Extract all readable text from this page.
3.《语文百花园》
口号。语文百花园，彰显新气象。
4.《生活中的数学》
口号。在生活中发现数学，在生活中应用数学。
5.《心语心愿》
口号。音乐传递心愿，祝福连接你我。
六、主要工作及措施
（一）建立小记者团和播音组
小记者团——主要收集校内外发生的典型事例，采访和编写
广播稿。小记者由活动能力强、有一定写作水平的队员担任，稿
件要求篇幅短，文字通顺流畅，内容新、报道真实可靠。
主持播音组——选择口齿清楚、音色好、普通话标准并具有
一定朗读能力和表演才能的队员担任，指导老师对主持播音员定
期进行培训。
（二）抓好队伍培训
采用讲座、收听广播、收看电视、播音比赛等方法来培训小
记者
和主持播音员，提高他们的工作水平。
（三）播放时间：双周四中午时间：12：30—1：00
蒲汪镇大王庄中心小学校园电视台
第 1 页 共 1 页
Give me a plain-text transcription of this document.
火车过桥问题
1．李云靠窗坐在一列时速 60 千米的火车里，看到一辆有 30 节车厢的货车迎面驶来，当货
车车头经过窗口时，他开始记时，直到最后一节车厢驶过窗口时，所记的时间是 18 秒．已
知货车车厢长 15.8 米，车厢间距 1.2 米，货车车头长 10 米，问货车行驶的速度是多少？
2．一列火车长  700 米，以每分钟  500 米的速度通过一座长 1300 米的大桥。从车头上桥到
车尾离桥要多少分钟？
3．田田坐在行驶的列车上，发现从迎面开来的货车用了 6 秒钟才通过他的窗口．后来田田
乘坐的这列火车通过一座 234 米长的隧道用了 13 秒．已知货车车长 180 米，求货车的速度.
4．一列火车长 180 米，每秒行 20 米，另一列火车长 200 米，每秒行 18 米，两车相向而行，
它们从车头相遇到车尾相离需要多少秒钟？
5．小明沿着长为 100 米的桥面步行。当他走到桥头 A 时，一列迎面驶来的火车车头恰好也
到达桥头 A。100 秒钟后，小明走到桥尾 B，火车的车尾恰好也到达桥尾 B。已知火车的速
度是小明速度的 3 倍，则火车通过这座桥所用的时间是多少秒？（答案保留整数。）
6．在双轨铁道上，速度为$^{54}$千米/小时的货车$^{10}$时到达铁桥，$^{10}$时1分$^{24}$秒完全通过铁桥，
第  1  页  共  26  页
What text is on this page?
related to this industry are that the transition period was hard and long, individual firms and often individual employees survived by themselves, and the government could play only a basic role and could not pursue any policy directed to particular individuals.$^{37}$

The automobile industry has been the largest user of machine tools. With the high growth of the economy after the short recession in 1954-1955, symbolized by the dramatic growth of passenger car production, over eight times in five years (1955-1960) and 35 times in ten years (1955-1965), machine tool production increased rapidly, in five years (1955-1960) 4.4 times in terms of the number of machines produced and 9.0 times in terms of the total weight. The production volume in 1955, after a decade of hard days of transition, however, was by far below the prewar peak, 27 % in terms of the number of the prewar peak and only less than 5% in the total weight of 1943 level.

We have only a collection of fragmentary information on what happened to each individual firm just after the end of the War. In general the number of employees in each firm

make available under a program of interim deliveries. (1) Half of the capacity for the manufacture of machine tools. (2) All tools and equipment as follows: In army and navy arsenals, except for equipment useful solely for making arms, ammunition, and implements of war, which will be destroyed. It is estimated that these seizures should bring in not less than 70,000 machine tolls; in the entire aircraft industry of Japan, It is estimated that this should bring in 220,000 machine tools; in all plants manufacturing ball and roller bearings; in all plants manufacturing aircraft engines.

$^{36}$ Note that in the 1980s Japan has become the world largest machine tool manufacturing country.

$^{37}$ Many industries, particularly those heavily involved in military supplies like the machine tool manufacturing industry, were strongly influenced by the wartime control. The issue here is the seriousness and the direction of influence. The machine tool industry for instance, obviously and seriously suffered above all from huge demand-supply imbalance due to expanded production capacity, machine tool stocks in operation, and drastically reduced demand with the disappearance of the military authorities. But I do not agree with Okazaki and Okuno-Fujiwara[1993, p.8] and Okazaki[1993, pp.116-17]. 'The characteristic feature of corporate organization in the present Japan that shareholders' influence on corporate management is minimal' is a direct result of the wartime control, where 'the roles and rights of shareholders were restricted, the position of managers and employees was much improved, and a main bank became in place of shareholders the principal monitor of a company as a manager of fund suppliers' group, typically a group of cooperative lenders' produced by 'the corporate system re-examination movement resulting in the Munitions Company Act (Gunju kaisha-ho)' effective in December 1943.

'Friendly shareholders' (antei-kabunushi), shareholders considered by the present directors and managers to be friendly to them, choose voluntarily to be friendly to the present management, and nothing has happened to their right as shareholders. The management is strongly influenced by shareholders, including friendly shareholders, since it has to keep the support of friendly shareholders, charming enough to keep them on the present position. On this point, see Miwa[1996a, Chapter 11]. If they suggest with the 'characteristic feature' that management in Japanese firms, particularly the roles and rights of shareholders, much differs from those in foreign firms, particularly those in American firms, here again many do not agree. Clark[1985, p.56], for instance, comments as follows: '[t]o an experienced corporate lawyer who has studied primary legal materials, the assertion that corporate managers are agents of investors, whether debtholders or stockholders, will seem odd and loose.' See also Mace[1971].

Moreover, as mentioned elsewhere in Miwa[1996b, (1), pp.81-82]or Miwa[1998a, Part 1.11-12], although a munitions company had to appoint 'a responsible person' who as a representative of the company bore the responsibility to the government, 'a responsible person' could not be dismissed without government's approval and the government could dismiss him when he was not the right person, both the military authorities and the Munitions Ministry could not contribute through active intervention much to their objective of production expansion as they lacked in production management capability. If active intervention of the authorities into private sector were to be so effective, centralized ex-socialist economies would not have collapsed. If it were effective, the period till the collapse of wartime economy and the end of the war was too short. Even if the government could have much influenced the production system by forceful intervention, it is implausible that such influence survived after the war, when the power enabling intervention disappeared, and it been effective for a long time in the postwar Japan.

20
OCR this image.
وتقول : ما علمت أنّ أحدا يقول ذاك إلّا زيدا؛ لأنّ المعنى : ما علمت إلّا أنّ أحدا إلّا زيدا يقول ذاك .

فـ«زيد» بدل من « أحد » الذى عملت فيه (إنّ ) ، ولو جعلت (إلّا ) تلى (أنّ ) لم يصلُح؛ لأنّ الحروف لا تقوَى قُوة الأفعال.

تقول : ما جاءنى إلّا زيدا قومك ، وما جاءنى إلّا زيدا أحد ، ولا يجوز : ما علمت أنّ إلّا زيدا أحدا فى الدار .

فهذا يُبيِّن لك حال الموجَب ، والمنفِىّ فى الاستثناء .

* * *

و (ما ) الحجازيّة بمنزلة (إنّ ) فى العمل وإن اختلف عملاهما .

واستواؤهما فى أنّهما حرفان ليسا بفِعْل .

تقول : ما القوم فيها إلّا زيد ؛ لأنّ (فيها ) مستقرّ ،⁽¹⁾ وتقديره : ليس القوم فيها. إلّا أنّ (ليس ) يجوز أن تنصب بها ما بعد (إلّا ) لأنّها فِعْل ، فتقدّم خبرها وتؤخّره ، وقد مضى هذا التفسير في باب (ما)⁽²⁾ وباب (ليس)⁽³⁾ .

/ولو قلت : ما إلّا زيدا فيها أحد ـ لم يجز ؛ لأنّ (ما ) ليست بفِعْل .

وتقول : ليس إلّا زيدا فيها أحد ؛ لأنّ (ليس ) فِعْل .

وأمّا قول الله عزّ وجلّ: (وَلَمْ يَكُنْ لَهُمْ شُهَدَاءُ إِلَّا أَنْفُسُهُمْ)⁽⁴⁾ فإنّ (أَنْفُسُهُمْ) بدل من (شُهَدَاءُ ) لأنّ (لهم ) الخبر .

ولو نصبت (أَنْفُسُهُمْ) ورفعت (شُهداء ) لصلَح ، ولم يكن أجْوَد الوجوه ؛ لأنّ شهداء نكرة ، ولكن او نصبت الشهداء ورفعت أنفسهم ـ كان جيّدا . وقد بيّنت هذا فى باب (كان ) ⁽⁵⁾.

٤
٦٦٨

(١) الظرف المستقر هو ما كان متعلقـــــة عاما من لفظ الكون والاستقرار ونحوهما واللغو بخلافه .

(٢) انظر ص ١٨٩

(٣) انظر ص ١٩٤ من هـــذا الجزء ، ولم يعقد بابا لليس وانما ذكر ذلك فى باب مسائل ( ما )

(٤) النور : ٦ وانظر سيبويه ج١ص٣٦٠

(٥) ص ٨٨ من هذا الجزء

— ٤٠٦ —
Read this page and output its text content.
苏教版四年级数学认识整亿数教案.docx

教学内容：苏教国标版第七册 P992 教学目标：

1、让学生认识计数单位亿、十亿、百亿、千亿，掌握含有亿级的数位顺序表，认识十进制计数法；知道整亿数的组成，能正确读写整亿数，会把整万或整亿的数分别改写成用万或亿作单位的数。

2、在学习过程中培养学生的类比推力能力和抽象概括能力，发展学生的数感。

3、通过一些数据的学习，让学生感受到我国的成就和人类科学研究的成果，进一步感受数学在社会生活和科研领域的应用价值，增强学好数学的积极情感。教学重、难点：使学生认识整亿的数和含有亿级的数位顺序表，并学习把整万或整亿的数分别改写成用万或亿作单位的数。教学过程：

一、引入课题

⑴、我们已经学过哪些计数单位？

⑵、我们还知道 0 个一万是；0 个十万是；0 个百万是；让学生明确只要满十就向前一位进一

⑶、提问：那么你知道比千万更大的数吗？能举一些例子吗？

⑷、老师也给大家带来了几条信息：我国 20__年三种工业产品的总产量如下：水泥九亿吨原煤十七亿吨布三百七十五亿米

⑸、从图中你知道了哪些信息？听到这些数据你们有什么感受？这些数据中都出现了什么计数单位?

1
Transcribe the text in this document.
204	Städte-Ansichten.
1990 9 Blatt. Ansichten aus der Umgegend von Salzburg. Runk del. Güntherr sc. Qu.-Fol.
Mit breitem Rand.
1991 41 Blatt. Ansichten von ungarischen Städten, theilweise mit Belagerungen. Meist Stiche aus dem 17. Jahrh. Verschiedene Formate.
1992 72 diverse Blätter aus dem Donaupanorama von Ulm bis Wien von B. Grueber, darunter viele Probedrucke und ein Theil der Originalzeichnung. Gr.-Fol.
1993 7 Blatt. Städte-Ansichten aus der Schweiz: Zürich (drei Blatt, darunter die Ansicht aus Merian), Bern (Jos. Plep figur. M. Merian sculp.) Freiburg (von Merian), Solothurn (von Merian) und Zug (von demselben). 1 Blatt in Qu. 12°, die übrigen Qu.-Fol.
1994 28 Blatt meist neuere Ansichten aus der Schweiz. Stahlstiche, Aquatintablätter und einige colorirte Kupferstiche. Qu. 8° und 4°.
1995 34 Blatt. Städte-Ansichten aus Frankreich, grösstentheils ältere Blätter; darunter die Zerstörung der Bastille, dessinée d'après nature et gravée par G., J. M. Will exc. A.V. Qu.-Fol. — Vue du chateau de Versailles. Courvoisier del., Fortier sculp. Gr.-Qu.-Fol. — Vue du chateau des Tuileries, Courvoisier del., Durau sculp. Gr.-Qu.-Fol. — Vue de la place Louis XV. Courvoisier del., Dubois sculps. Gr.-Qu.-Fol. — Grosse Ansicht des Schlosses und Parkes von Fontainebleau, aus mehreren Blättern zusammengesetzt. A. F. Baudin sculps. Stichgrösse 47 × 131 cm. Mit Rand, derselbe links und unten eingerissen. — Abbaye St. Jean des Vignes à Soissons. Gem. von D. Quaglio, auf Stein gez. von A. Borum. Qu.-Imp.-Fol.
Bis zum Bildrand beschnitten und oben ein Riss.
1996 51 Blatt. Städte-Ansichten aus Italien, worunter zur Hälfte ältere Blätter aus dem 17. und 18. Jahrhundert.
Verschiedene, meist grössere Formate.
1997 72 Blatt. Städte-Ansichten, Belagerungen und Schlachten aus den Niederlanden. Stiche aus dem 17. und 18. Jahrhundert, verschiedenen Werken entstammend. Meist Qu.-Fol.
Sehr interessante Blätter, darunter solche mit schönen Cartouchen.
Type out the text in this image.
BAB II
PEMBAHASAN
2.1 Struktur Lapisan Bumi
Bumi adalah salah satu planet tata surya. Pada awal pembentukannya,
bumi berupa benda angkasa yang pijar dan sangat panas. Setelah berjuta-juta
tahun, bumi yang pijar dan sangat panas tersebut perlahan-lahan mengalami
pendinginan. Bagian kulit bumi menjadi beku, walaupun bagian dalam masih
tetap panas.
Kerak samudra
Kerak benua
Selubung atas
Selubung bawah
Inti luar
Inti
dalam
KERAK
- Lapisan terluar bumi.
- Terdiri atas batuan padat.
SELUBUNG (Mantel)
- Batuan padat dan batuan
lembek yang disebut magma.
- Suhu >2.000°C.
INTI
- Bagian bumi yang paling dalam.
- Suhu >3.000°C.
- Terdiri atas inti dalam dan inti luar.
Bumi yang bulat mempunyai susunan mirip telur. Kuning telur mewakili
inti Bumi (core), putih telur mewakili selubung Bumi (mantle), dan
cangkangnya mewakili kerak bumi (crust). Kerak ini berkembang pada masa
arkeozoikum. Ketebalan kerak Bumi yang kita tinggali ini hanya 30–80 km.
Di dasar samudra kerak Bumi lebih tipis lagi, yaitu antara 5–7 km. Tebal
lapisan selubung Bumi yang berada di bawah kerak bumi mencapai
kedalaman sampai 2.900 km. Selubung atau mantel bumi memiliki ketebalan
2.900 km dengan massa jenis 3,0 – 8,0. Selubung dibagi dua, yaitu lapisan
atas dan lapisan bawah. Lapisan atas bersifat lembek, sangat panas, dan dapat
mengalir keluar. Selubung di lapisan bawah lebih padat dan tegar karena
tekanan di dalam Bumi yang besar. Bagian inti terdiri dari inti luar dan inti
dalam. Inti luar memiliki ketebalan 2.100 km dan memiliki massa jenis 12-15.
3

—————

* [What you should do]: How many lines of the data contain the word "page"? Answer with the number alone.

* [Written response]: 3